Instruction —
Every line below is to be copied exactly, with the pictures left out.

Dataset extract —
_ _ _ _

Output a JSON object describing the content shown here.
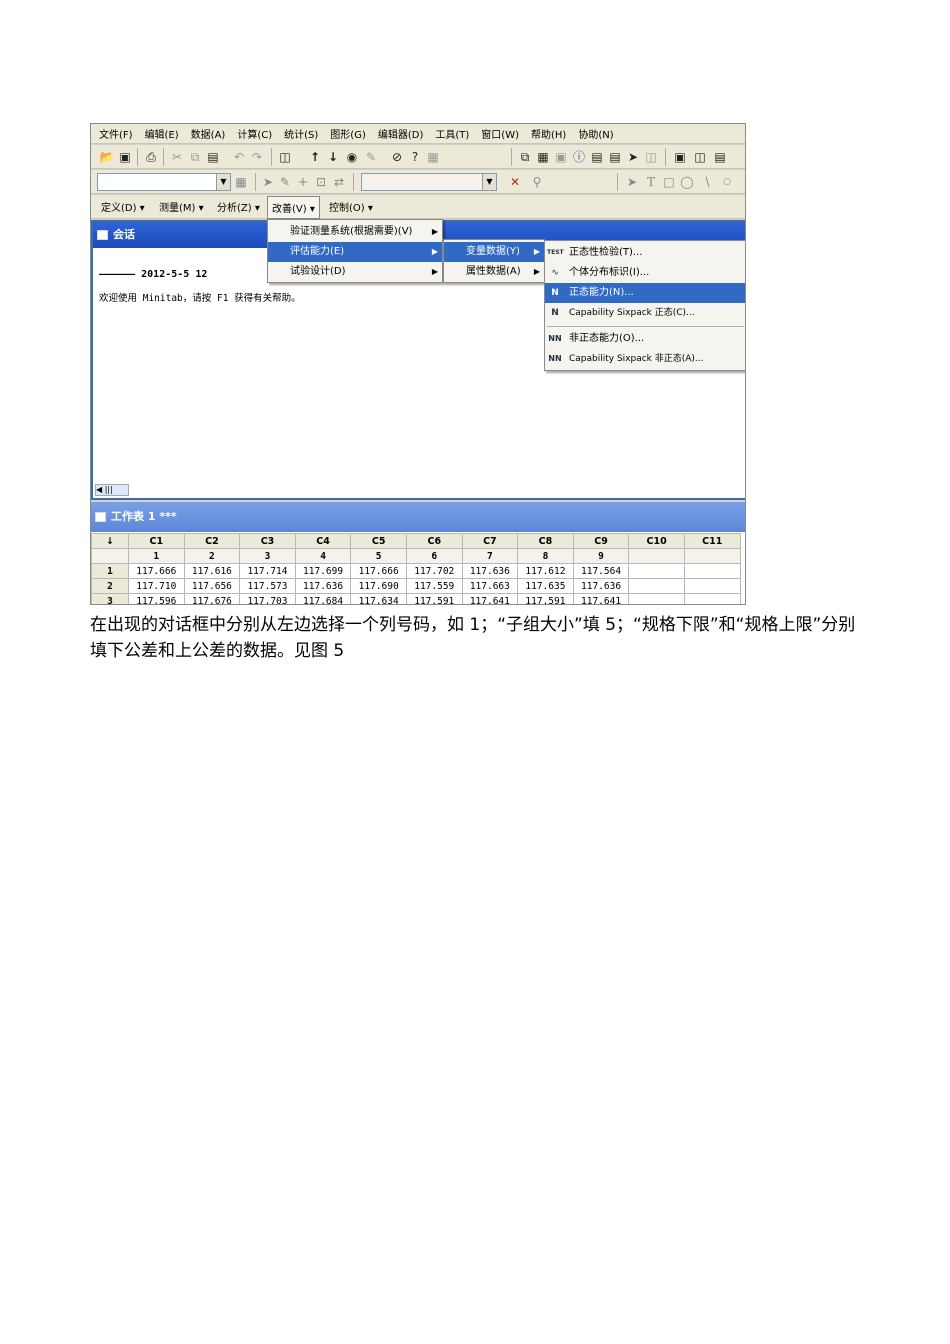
{
  "menubar": [
    "文件(F)",
    "编辑(E)",
    "数据(A)",
    "计算(C)",
    "统计(S)",
    "图形(G)",
    "编辑器(D)",
    "工具(T)",
    "窗口(W)",
    "帮助(H)",
    "协助(N)"
  ],
  "subtoolbar": [
    "定义(D) ▾",
    "测量(M) ▾",
    "分析(Z) ▾",
    "改善(V) ▾",
    "控制(O) ▾"
  ],
  "session": {
    "title": "会话",
    "line1": "——————    2012-5-5 12",
    "line2": "欢迎使用 Minitab，请按 F1 获得有关帮助。"
  },
  "worksheet": {
    "title": "工作表 1 ***",
    "columns": [
      "↓",
      "C1",
      "C2",
      "C3",
      "C4",
      "C5",
      "C6",
      "C7",
      "C8",
      "C9",
      "C10",
      "C11"
    ],
    "names": [
      "",
      "1",
      "2",
      "3",
      "4",
      "5",
      "6",
      "7",
      "8",
      "9",
      "",
      ""
    ],
    "rows": [
      [
        "1",
        "117.666",
        "117.616",
        "117.714",
        "117.699",
        "117.666",
        "117.702",
        "117.636",
        "117.612",
        "117.564",
        "",
        ""
      ],
      [
        "2",
        "117.710",
        "117.656",
        "117.573",
        "117.636",
        "117.690",
        "117.559",
        "117.663",
        "117.635",
        "117.636",
        "",
        ""
      ],
      [
        "3",
        "117.596",
        "117.676",
        "117.703",
        "117.684",
        "117.634",
        "117.591",
        "117.641",
        "117.591",
        "117.641",
        "",
        ""
      ]
    ]
  },
  "menu_improve": [
    "验证测量系统(根据需要)(V)",
    "评估能力(E)",
    "试验设计(D)"
  ],
  "menu_capability": [
    "变量数据(Y)",
    "属性数据(A)"
  ],
  "menu_variable": [
    {
      "icon": "TEST",
      "label": "正态性检验(T)..."
    },
    {
      "icon": "",
      "label": "个体分布标识(I)..."
    },
    {
      "icon": "N",
      "label": "正态能力(N)..."
    },
    {
      "icon": "N",
      "label": "Capability Sixpack 正态(C)..."
    },
    {
      "icon": "NN",
      "label": "非正态能力(O)..."
    },
    {
      "icon": "NN",
      "label": "Capability Sixpack 非正态(A)..."
    }
  ],
  "caption": "在出现的对话框中分别从左边选择一个列号码，如 1；“子组大小”填 5；“规格下限”和“规格上限”分别填下公差和上公差的数据。见图 5"
}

_ _ _ _

Worked answer —
Output a JSON object describing the content shown here.
{
  "menubar": [
    "文件(F)",
    "编辑(E)",
    "数据(A)",
    "计算(C)",
    "统计(S)",
    "图形(G)",
    "编辑器(D)",
    "工具(T)",
    "窗口(W)",
    "帮助(H)",
    "协助(N)"
  ],
  "subtoolbar": [
    "定义(D) ▾",
    "测量(M) ▾",
    "分析(Z) ▾",
    "改善(V) ▾",
    "控制(O) ▾"
  ],
  "session": {
    "title": "会话",
    "line1": "——————    2012-5-5 12",
    "line2": "欢迎使用 Minitab，请按 F1 获得有关帮助。"
  },
  "worksheet": {
    "title": "工作表 1 ***",
    "columns": [
      "↓",
      "C1",
      "C2",
      "C3",
      "C4",
      "C5",
      "C6",
      "C7",
      "C8",
      "C9",
      "C10",
      "C11"
    ],
    "names": [
      "",
      "1",
      "2",
      "3",
      "4",
      "5",
      "6",
      "7",
      "8",
      "9",
      "",
      ""
    ],
    "rows": [
      [
        "1",
        "117.666",
        "117.616",
        "117.714",
        "117.699",
        "117.666",
        "117.702",
        "117.636",
        "117.612",
        "117.564",
        "",
        ""
      ],
      [
        "2",
        "117.710",
        "117.656",
        "117.573",
        "117.636",
        "117.690",
        "117.559",
        "117.663",
        "117.635",
        "117.636",
        "",
        ""
      ],
      [
        "3",
        "117.596",
        "117.676",
        "117.703",
        "117.684",
        "117.634",
        "117.591",
        "117.641",
        "117.591",
        "117.641",
        "",
        ""
      ]
    ]
  },
  "menu_improve": [
    "验证测量系统(根据需要)(V)",
    "评估能力(E)",
    "试验设计(D)"
  ],
  "menu_capability": [
    "变量数据(Y)",
    "属性数据(A)"
  ],
  "menu_variable": [
    {
      "icon": "TEST",
      "label": "正态性检验(T)..."
    },
    {
      "icon": "",
      "label": "个体分布标识(I)..."
    },
    {
      "icon": "N",
      "label": "正态能力(N)..."
    },
    {
      "icon": "N",
      "label": "Capability Sixpack 正态(C)..."
    },
    {
      "icon": "NN",
      "label": "非正态能力(O)..."
    },
    {
      "icon": "NN",
      "label": "Capability Sixpack 非正态(A)..."
    }
  ],
  "caption": "在出现的对话框中分别从左边选择一个列号码，如 1；“子组大小”填 5；“规格下限”和“规格上限”分别填下公差和上公差的数据。见图 5"
}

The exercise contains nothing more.